■ Data tied to figure images:
>>>

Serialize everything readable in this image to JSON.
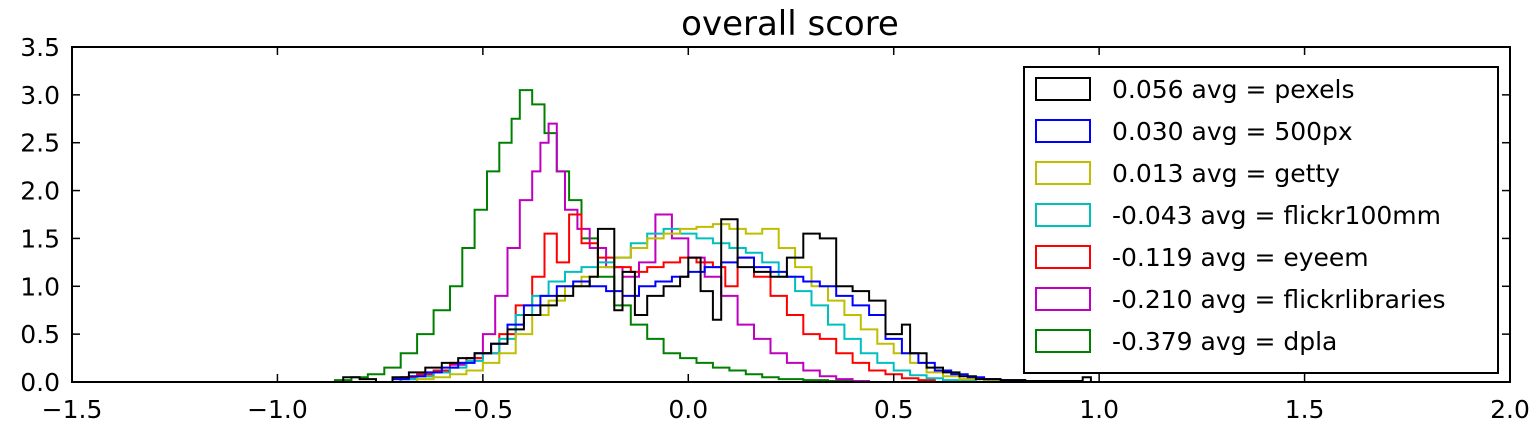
{
  "chart_data": {
    "type": "histogram",
    "title": "overall score",
    "xlabel": "",
    "ylabel": "",
    "xlim": [
      -1.5,
      2.0
    ],
    "ylim": [
      0.0,
      3.5
    ],
    "xticks": [
      -1.5,
      -1.0,
      -0.5,
      0.0,
      0.5,
      1.0,
      1.5,
      2.0
    ],
    "xtick_labels": [
      "−1.5",
      "−1.0",
      "−0.5",
      "0.0",
      "0.5",
      "1.0",
      "1.5",
      "2.0"
    ],
    "yticks": [
      0.0,
      0.5,
      1.0,
      1.5,
      2.0,
      2.5,
      3.0,
      3.5
    ],
    "ytick_labels": [
      "0.0",
      "0.5",
      "1.0",
      "1.5",
      "2.0",
      "2.5",
      "3.0",
      "3.5"
    ],
    "grid": false,
    "legend_position": "upper-right",
    "series": [
      {
        "name": "0.056 avg = pexels",
        "color": "#000000",
        "points": [
          [
            -0.86,
            0.0
          ],
          [
            -0.84,
            0.05
          ],
          [
            -0.8,
            0.03
          ],
          [
            -0.76,
            0.0
          ],
          [
            -0.72,
            0.05
          ],
          [
            -0.68,
            0.1
          ],
          [
            -0.64,
            0.15
          ],
          [
            -0.6,
            0.2
          ],
          [
            -0.56,
            0.25
          ],
          [
            -0.52,
            0.3
          ],
          [
            -0.48,
            0.4
          ],
          [
            -0.44,
            0.55
          ],
          [
            -0.4,
            0.7
          ],
          [
            -0.36,
            0.8
          ],
          [
            -0.32,
            0.9
          ],
          [
            -0.28,
            1.0
          ],
          [
            -0.24,
            1.1
          ],
          [
            -0.22,
            1.6
          ],
          [
            -0.18,
            0.75
          ],
          [
            -0.16,
            1.15
          ],
          [
            -0.13,
            0.7
          ],
          [
            -0.1,
            0.9
          ],
          [
            -0.06,
            1.0
          ],
          [
            -0.02,
            1.1
          ],
          [
            0.0,
            1.3
          ],
          [
            0.03,
            0.95
          ],
          [
            0.06,
            0.65
          ],
          [
            0.08,
            1.7
          ],
          [
            0.12,
            1.2
          ],
          [
            0.16,
            1.15
          ],
          [
            0.2,
            1.1
          ],
          [
            0.24,
            1.3
          ],
          [
            0.28,
            1.55
          ],
          [
            0.32,
            1.5
          ],
          [
            0.36,
            1.0
          ],
          [
            0.4,
            0.95
          ],
          [
            0.44,
            0.85
          ],
          [
            0.48,
            0.5
          ],
          [
            0.52,
            0.6
          ],
          [
            0.54,
            0.3
          ],
          [
            0.58,
            0.15
          ],
          [
            0.62,
            0.1
          ],
          [
            0.66,
            0.06
          ],
          [
            0.7,
            0.03
          ],
          [
            0.76,
            0.02
          ],
          [
            0.82,
            0.01
          ],
          [
            0.96,
            0.05
          ],
          [
            0.98,
            0.0
          ]
        ]
      },
      {
        "name": "0.030 avg = 500px",
        "color": "#0000ff",
        "points": [
          [
            -0.76,
            0.0
          ],
          [
            -0.72,
            0.03
          ],
          [
            -0.68,
            0.06
          ],
          [
            -0.64,
            0.1
          ],
          [
            -0.6,
            0.15
          ],
          [
            -0.56,
            0.2
          ],
          [
            -0.52,
            0.3
          ],
          [
            -0.48,
            0.4
          ],
          [
            -0.44,
            0.6
          ],
          [
            -0.4,
            0.8
          ],
          [
            -0.36,
            0.9
          ],
          [
            -0.32,
            1.0
          ],
          [
            -0.28,
            1.05
          ],
          [
            -0.24,
            1.0
          ],
          [
            -0.2,
            0.95
          ],
          [
            -0.16,
            0.9
          ],
          [
            -0.12,
            1.0
          ],
          [
            -0.08,
            1.05
          ],
          [
            -0.04,
            1.1
          ],
          [
            0.0,
            1.15
          ],
          [
            0.04,
            1.2
          ],
          [
            0.08,
            1.25
          ],
          [
            0.12,
            1.3
          ],
          [
            0.16,
            1.2
          ],
          [
            0.2,
            1.15
          ],
          [
            0.24,
            1.1
          ],
          [
            0.28,
            1.05
          ],
          [
            0.32,
            1.0
          ],
          [
            0.36,
            0.9
          ],
          [
            0.4,
            0.8
          ],
          [
            0.44,
            0.7
          ],
          [
            0.48,
            0.45
          ],
          [
            0.52,
            0.3
          ],
          [
            0.56,
            0.2
          ],
          [
            0.6,
            0.12
          ],
          [
            0.64,
            0.08
          ],
          [
            0.68,
            0.05
          ],
          [
            0.72,
            0.03
          ],
          [
            0.76,
            0.02
          ],
          [
            0.82,
            0.01
          ],
          [
            0.9,
            0.0
          ]
        ]
      },
      {
        "name": "0.013 avg = getty",
        "color": "#bfbf00",
        "points": [
          [
            -0.7,
            0.0
          ],
          [
            -0.66,
            0.03
          ],
          [
            -0.62,
            0.05
          ],
          [
            -0.58,
            0.08
          ],
          [
            -0.54,
            0.12
          ],
          [
            -0.5,
            0.2
          ],
          [
            -0.46,
            0.3
          ],
          [
            -0.42,
            0.5
          ],
          [
            -0.38,
            0.7
          ],
          [
            -0.34,
            0.85
          ],
          [
            -0.3,
            1.0
          ],
          [
            -0.26,
            1.1
          ],
          [
            -0.22,
            1.2
          ],
          [
            -0.18,
            1.3
          ],
          [
            -0.14,
            1.4
          ],
          [
            -0.1,
            1.5
          ],
          [
            -0.06,
            1.55
          ],
          [
            -0.02,
            1.6
          ],
          [
            0.02,
            1.62
          ],
          [
            0.06,
            1.65
          ],
          [
            0.1,
            1.6
          ],
          [
            0.14,
            1.55
          ],
          [
            0.18,
            1.6
          ],
          [
            0.22,
            1.4
          ],
          [
            0.26,
            1.2
          ],
          [
            0.3,
            1.0
          ],
          [
            0.34,
            0.85
          ],
          [
            0.38,
            0.7
          ],
          [
            0.42,
            0.55
          ],
          [
            0.46,
            0.4
          ],
          [
            0.5,
            0.3
          ],
          [
            0.54,
            0.2
          ],
          [
            0.58,
            0.1
          ],
          [
            0.62,
            0.06
          ],
          [
            0.66,
            0.03
          ],
          [
            0.72,
            0.01
          ],
          [
            0.76,
            0.0
          ]
        ]
      },
      {
        "name": "-0.043 avg = flickr100mm",
        "color": "#00bfbf",
        "points": [
          [
            -0.74,
            0.0
          ],
          [
            -0.7,
            0.03
          ],
          [
            -0.66,
            0.06
          ],
          [
            -0.62,
            0.1
          ],
          [
            -0.58,
            0.15
          ],
          [
            -0.54,
            0.22
          ],
          [
            -0.5,
            0.3
          ],
          [
            -0.46,
            0.45
          ],
          [
            -0.42,
            0.7
          ],
          [
            -0.38,
            0.9
          ],
          [
            -0.34,
            1.05
          ],
          [
            -0.3,
            1.15
          ],
          [
            -0.26,
            1.2
          ],
          [
            -0.22,
            1.25
          ],
          [
            -0.18,
            1.3
          ],
          [
            -0.14,
            1.45
          ],
          [
            -0.1,
            1.55
          ],
          [
            -0.06,
            1.6
          ],
          [
            -0.02,
            1.55
          ],
          [
            0.02,
            1.5
          ],
          [
            0.06,
            1.45
          ],
          [
            0.1,
            1.4
          ],
          [
            0.14,
            1.35
          ],
          [
            0.18,
            1.25
          ],
          [
            0.22,
            1.1
          ],
          [
            0.26,
            0.95
          ],
          [
            0.3,
            0.8
          ],
          [
            0.34,
            0.6
          ],
          [
            0.38,
            0.45
          ],
          [
            0.42,
            0.3
          ],
          [
            0.46,
            0.2
          ],
          [
            0.5,
            0.12
          ],
          [
            0.54,
            0.07
          ],
          [
            0.58,
            0.04
          ],
          [
            0.62,
            0.02
          ],
          [
            0.66,
            0.01
          ],
          [
            0.7,
            0.0
          ]
        ]
      },
      {
        "name": "-0.119 avg = eyeem",
        "color": "#ff0000",
        "points": [
          [
            -0.74,
            0.0
          ],
          [
            -0.7,
            0.05
          ],
          [
            -0.66,
            0.08
          ],
          [
            -0.62,
            0.12
          ],
          [
            -0.58,
            0.2
          ],
          [
            -0.54,
            0.25
          ],
          [
            -0.5,
            0.3
          ],
          [
            -0.46,
            0.5
          ],
          [
            -0.42,
            0.8
          ],
          [
            -0.38,
            1.1
          ],
          [
            -0.35,
            1.55
          ],
          [
            -0.32,
            1.25
          ],
          [
            -0.29,
            1.75
          ],
          [
            -0.26,
            1.45
          ],
          [
            -0.22,
            1.3
          ],
          [
            -0.18,
            1.2
          ],
          [
            -0.14,
            1.15
          ],
          [
            -0.1,
            1.2
          ],
          [
            -0.06,
            1.25
          ],
          [
            -0.02,
            1.3
          ],
          [
            0.02,
            1.25
          ],
          [
            0.06,
            1.2
          ],
          [
            0.09,
            1.0
          ],
          [
            0.12,
            1.3
          ],
          [
            0.16,
            1.1
          ],
          [
            0.2,
            0.9
          ],
          [
            0.24,
            0.7
          ],
          [
            0.28,
            0.5
          ],
          [
            0.32,
            0.45
          ],
          [
            0.36,
            0.3
          ],
          [
            0.4,
            0.2
          ],
          [
            0.44,
            0.12
          ],
          [
            0.48,
            0.08
          ],
          [
            0.52,
            0.04
          ],
          [
            0.56,
            0.02
          ],
          [
            0.6,
            0.0
          ]
        ]
      },
      {
        "name": "-0.210 avg = flickrlibraries",
        "color": "#bf00bf",
        "points": [
          [
            -0.74,
            0.0
          ],
          [
            -0.7,
            0.03
          ],
          [
            -0.66,
            0.06
          ],
          [
            -0.62,
            0.1
          ],
          [
            -0.58,
            0.18
          ],
          [
            -0.54,
            0.25
          ],
          [
            -0.5,
            0.5
          ],
          [
            -0.47,
            0.9
          ],
          [
            -0.44,
            1.4
          ],
          [
            -0.41,
            1.9
          ],
          [
            -0.38,
            2.2
          ],
          [
            -0.36,
            2.5
          ],
          [
            -0.34,
            2.7
          ],
          [
            -0.32,
            2.2
          ],
          [
            -0.3,
            1.8
          ],
          [
            -0.27,
            1.6
          ],
          [
            -0.24,
            1.4
          ],
          [
            -0.2,
            1.2
          ],
          [
            -0.16,
            1.1
          ],
          [
            -0.12,
            1.25
          ],
          [
            -0.08,
            1.75
          ],
          [
            -0.04,
            1.5
          ],
          [
            0.0,
            1.3
          ],
          [
            0.04,
            1.1
          ],
          [
            0.08,
            0.9
          ],
          [
            0.12,
            0.6
          ],
          [
            0.16,
            0.45
          ],
          [
            0.2,
            0.3
          ],
          [
            0.24,
            0.2
          ],
          [
            0.28,
            0.12
          ],
          [
            0.32,
            0.06
          ],
          [
            0.36,
            0.03
          ],
          [
            0.4,
            0.01
          ],
          [
            0.44,
            0.0
          ]
        ]
      },
      {
        "name": "-0.379 avg = dpla",
        "color": "#008000",
        "points": [
          [
            -0.92,
            0.0
          ],
          [
            -0.86,
            0.02
          ],
          [
            -0.82,
            0.05
          ],
          [
            -0.78,
            0.08
          ],
          [
            -0.74,
            0.15
          ],
          [
            -0.7,
            0.3
          ],
          [
            -0.66,
            0.5
          ],
          [
            -0.62,
            0.75
          ],
          [
            -0.58,
            1.0
          ],
          [
            -0.55,
            1.4
          ],
          [
            -0.52,
            1.8
          ],
          [
            -0.49,
            2.2
          ],
          [
            -0.46,
            2.5
          ],
          [
            -0.43,
            2.75
          ],
          [
            -0.41,
            3.05
          ],
          [
            -0.38,
            2.9
          ],
          [
            -0.35,
            2.6
          ],
          [
            -0.32,
            2.2
          ],
          [
            -0.29,
            1.9
          ],
          [
            -0.26,
            1.5
          ],
          [
            -0.22,
            1.1
          ],
          [
            -0.18,
            0.8
          ],
          [
            -0.14,
            0.6
          ],
          [
            -0.1,
            0.45
          ],
          [
            -0.06,
            0.3
          ],
          [
            -0.02,
            0.25
          ],
          [
            0.02,
            0.2
          ],
          [
            0.06,
            0.15
          ],
          [
            0.1,
            0.12
          ],
          [
            0.14,
            0.08
          ],
          [
            0.18,
            0.05
          ],
          [
            0.22,
            0.03
          ],
          [
            0.28,
            0.02
          ],
          [
            0.34,
            0.01
          ],
          [
            0.4,
            0.0
          ]
        ]
      }
    ]
  }
}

<<<

■ Set task:
State how many lines in the records above contain the word "name", giving only the number.

■ Solution to this task:
7